| Records |

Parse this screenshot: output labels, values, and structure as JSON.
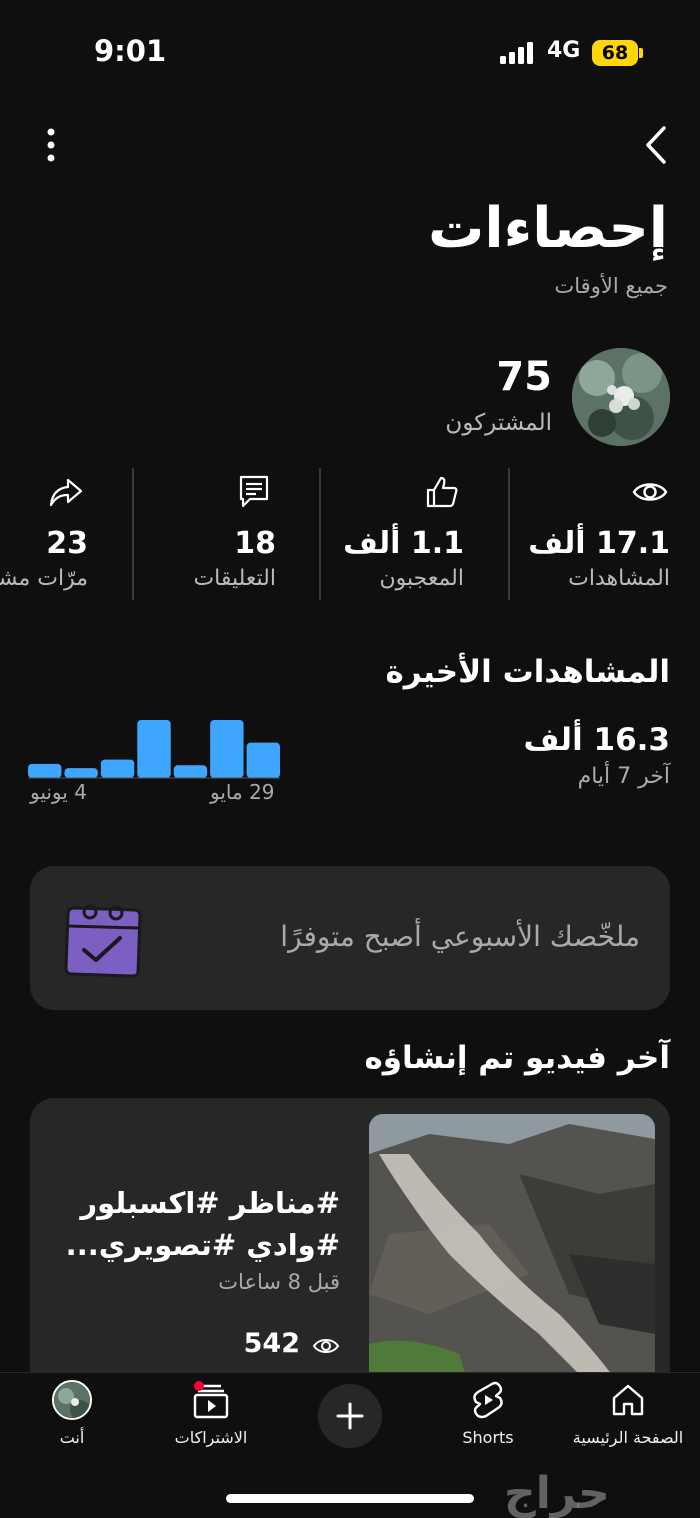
{
  "status_bar": {
    "time": "9:01",
    "network": "4G",
    "battery": "68"
  },
  "header": {
    "title": "إحصاءات",
    "subtitle": "جميع الأوقات"
  },
  "subscribers": {
    "count": "75",
    "label": "المشتركون"
  },
  "stats": [
    {
      "icon": "eye-icon",
      "value": "17.1 ألف",
      "label": "المشاهدات"
    },
    {
      "icon": "thumbs-up-icon",
      "value": "1.1 ألف",
      "label": "المعجبون"
    },
    {
      "icon": "comment-icon",
      "value": "18",
      "label": "التعليقات"
    },
    {
      "icon": "share-icon",
      "value": "23",
      "label": "مرّات مشا"
    }
  ],
  "recent_views": {
    "title": "المشاهدات الأخيرة",
    "value": "16.3 ألف",
    "period": "آخر 7 أيام",
    "axis_start": "29 مايو",
    "axis_end": "4 يونيو"
  },
  "chart_data": {
    "type": "bar",
    "categories": [
      "29 مايو",
      "",
      "",
      "",
      "",
      "",
      "4 يونيو"
    ],
    "values": [
      0.5,
      0.82,
      0.18,
      0.82,
      0.26,
      0.14,
      0.2
    ],
    "color": "#3ea6ff"
  },
  "summary": {
    "text": "ملخّصك الأسبوعي أصبح متوفرًا"
  },
  "latest_video": {
    "section_title": "آخر فيديو تم إنشاؤه",
    "title_line1": "#مناظر #اكسبلور",
    "title_line2": "#وادي #تصويري...",
    "age": "قبل 8 ساعات",
    "views": "542"
  },
  "bottom_nav": {
    "home": "الصفحة الرئيسية",
    "shorts": "Shorts",
    "subscriptions": "الاشتراكات",
    "you": "أنت"
  },
  "watermark": "حراج"
}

| Aim of the task |
Check every line of the listing for the string "values" and report how many lines have it, as a number alone.

| Response to this exercise |
2